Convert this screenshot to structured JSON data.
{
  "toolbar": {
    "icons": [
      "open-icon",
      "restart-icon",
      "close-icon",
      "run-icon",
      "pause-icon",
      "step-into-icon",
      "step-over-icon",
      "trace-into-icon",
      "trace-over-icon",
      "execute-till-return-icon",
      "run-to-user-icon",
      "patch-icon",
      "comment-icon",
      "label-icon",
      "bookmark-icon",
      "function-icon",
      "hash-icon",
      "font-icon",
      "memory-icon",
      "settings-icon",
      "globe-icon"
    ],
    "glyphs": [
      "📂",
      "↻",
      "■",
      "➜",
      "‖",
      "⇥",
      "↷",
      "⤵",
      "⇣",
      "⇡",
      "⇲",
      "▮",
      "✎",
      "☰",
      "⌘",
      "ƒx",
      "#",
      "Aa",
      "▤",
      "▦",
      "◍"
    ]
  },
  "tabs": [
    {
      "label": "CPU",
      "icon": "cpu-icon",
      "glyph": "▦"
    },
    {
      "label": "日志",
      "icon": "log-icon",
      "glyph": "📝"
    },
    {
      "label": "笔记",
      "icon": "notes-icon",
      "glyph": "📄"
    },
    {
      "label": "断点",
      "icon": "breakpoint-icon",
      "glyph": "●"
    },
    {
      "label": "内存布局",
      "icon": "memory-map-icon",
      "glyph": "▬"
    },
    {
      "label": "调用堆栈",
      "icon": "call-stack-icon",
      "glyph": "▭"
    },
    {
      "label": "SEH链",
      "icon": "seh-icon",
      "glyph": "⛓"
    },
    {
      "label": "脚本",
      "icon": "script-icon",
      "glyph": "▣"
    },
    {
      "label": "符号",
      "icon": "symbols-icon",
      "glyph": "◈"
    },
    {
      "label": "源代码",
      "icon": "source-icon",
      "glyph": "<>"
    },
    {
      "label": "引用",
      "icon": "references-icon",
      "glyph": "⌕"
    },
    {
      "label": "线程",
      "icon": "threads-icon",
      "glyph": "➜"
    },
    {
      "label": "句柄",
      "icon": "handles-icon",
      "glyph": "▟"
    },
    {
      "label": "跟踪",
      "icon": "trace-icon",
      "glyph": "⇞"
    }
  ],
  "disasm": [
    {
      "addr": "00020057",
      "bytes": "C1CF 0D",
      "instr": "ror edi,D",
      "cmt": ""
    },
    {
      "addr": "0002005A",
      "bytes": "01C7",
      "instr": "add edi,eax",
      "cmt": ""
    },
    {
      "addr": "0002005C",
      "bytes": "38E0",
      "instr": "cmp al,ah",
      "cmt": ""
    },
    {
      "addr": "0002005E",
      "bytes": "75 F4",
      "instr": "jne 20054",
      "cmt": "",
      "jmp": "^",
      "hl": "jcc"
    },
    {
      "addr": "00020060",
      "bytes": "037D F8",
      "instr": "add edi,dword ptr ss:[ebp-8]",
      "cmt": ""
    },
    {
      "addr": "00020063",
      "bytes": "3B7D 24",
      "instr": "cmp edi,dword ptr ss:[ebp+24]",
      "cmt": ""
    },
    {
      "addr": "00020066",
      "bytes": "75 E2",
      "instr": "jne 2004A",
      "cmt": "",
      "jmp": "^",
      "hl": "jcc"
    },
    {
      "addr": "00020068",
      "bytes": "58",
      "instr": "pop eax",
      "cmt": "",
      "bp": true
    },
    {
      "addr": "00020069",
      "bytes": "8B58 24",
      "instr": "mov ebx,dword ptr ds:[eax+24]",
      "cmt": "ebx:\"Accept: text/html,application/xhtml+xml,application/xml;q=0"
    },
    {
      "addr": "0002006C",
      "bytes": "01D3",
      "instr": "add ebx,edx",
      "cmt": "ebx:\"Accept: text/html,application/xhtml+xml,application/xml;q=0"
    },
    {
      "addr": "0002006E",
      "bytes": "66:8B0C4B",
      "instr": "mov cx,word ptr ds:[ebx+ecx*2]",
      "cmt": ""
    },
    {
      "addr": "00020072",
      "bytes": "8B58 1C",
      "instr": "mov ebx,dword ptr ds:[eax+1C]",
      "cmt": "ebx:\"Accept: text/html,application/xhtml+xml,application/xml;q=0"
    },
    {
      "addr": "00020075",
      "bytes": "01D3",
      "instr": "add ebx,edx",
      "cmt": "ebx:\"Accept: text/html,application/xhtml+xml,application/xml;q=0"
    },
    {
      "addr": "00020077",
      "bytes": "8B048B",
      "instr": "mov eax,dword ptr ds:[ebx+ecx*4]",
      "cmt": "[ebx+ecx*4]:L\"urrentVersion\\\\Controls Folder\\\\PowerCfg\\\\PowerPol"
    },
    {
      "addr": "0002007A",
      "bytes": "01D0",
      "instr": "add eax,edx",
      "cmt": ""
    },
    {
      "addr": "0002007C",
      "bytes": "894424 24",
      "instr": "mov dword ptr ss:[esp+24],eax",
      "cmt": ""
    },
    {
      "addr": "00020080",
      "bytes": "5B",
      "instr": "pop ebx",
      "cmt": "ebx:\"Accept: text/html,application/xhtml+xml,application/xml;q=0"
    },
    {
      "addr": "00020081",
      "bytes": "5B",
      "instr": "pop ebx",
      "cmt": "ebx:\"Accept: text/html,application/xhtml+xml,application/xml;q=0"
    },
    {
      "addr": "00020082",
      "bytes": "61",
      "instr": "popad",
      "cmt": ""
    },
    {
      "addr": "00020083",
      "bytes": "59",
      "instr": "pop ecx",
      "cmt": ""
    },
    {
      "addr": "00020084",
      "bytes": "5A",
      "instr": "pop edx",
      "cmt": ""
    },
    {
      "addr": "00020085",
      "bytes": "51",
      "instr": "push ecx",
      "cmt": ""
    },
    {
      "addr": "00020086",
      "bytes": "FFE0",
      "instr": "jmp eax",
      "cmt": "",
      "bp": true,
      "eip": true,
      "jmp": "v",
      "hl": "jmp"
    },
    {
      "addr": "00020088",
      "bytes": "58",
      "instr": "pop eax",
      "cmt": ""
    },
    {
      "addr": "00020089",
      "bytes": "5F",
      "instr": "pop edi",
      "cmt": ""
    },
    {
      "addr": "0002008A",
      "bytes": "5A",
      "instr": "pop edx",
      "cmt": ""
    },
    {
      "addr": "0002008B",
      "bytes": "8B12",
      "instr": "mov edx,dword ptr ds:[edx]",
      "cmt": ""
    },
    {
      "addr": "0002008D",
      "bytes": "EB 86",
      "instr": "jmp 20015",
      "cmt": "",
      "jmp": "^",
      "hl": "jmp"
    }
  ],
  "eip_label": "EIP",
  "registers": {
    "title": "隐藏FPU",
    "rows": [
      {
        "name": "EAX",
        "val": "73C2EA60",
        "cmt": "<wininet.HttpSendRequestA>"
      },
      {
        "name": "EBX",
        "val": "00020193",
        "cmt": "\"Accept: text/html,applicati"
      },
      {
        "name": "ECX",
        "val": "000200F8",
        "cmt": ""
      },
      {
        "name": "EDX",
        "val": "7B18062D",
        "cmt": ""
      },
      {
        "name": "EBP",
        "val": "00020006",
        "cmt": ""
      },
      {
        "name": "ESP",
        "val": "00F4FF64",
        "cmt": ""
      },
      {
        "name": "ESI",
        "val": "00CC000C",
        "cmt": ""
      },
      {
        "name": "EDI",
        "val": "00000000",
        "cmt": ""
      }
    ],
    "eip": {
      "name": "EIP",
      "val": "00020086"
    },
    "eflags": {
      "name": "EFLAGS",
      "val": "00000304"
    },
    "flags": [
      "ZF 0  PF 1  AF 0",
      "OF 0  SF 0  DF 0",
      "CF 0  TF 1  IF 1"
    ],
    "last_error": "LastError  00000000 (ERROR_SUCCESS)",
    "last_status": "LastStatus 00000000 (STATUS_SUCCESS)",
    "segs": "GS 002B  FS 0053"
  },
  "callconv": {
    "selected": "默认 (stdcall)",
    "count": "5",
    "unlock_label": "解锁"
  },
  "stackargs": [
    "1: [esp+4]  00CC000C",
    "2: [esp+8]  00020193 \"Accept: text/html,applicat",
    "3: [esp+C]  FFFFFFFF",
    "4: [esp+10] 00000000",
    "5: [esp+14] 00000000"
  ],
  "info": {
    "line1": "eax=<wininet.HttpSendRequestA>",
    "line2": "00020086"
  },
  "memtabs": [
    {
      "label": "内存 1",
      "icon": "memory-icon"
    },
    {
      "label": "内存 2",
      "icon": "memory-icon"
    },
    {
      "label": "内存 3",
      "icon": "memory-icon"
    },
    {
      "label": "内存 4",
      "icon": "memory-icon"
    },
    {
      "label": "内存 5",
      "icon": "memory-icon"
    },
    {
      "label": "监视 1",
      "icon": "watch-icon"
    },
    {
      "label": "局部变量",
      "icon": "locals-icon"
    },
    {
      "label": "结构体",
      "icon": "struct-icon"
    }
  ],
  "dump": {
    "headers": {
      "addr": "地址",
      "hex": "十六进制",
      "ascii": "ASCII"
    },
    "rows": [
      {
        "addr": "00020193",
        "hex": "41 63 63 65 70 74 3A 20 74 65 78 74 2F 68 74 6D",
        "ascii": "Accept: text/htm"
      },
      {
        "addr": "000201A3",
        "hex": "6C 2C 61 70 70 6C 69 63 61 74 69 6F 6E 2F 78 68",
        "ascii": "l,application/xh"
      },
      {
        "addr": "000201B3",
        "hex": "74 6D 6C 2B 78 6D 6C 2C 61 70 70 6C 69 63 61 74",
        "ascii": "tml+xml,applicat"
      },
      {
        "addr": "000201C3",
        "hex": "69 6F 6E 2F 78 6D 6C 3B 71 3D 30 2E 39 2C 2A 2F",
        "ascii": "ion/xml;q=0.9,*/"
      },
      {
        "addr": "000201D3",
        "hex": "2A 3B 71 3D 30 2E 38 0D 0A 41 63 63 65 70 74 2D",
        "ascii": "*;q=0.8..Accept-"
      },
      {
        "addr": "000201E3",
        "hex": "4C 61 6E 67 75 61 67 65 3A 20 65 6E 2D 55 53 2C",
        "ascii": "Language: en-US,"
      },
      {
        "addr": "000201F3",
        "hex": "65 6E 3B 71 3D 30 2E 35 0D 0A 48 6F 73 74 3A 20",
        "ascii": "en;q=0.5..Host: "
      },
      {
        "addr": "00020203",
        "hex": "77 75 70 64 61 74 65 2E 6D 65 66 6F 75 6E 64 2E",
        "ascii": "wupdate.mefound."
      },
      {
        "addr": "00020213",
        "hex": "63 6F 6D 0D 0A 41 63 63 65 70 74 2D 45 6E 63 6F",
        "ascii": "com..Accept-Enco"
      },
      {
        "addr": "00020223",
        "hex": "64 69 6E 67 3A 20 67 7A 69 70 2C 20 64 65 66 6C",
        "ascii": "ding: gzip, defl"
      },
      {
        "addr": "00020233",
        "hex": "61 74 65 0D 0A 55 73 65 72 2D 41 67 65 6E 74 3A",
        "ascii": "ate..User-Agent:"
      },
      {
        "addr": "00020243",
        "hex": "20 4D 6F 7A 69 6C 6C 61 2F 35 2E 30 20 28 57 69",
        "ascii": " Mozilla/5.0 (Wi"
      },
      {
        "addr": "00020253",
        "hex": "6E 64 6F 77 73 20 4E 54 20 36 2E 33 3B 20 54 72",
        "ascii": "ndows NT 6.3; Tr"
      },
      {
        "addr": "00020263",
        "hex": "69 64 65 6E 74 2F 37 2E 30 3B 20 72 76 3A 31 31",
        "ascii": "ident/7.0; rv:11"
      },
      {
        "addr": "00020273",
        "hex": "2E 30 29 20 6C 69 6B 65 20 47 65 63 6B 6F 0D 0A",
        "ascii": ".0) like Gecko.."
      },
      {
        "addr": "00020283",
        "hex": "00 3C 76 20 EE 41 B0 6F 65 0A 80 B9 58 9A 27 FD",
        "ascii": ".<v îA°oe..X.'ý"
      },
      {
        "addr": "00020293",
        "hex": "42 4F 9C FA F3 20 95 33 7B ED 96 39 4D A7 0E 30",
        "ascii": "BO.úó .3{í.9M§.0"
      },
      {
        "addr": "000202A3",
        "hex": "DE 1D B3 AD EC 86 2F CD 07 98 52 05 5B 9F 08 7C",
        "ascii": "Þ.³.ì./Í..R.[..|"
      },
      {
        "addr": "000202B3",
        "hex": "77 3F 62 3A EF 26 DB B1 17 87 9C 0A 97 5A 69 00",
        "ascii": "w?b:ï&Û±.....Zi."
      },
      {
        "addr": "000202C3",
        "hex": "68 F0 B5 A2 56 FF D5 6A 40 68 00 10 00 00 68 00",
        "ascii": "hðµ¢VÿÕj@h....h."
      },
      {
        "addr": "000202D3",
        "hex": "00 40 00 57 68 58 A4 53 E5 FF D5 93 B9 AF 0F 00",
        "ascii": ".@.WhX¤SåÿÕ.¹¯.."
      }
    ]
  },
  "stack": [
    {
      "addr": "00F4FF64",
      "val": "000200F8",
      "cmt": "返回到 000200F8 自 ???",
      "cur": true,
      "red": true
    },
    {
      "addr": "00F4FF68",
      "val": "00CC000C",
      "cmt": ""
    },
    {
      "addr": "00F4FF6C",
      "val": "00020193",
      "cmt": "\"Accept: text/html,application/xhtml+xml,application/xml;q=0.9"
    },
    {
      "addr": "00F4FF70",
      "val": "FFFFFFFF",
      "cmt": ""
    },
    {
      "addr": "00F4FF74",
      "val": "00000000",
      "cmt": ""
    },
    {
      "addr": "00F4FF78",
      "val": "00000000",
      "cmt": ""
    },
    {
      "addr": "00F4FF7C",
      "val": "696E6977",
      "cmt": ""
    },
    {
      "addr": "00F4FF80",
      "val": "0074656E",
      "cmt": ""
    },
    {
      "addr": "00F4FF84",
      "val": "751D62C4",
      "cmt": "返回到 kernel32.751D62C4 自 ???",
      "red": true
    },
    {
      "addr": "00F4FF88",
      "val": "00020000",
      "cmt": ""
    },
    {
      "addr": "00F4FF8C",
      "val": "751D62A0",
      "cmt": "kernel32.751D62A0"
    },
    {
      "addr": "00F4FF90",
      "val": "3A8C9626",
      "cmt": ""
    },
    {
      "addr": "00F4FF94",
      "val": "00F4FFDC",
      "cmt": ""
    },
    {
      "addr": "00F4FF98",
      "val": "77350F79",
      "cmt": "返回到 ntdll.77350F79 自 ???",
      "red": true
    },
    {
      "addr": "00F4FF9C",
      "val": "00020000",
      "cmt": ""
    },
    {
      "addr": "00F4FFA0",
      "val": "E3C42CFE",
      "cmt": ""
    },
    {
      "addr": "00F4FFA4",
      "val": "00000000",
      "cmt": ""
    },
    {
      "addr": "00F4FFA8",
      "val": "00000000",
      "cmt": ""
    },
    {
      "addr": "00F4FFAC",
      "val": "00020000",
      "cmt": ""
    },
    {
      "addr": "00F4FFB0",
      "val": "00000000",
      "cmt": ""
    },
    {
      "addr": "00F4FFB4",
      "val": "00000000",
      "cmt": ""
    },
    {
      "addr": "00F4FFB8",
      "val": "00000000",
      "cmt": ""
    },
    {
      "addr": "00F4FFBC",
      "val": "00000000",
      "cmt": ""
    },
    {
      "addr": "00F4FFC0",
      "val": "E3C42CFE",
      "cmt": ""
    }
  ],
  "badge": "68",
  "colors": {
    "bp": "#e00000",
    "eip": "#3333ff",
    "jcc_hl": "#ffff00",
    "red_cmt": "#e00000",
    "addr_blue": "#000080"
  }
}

━━━

Copy all lines from the material that hold "name".

        "name": "EAX",
        "name": "EBX",
        "name": "ECX",
        "name": "EDX",
        "name": "EBP",
        "name": "ESP",
        "name": "ESI",
        "name": "EDI",
      "name": "EIP",
      "name": "EFLAGS",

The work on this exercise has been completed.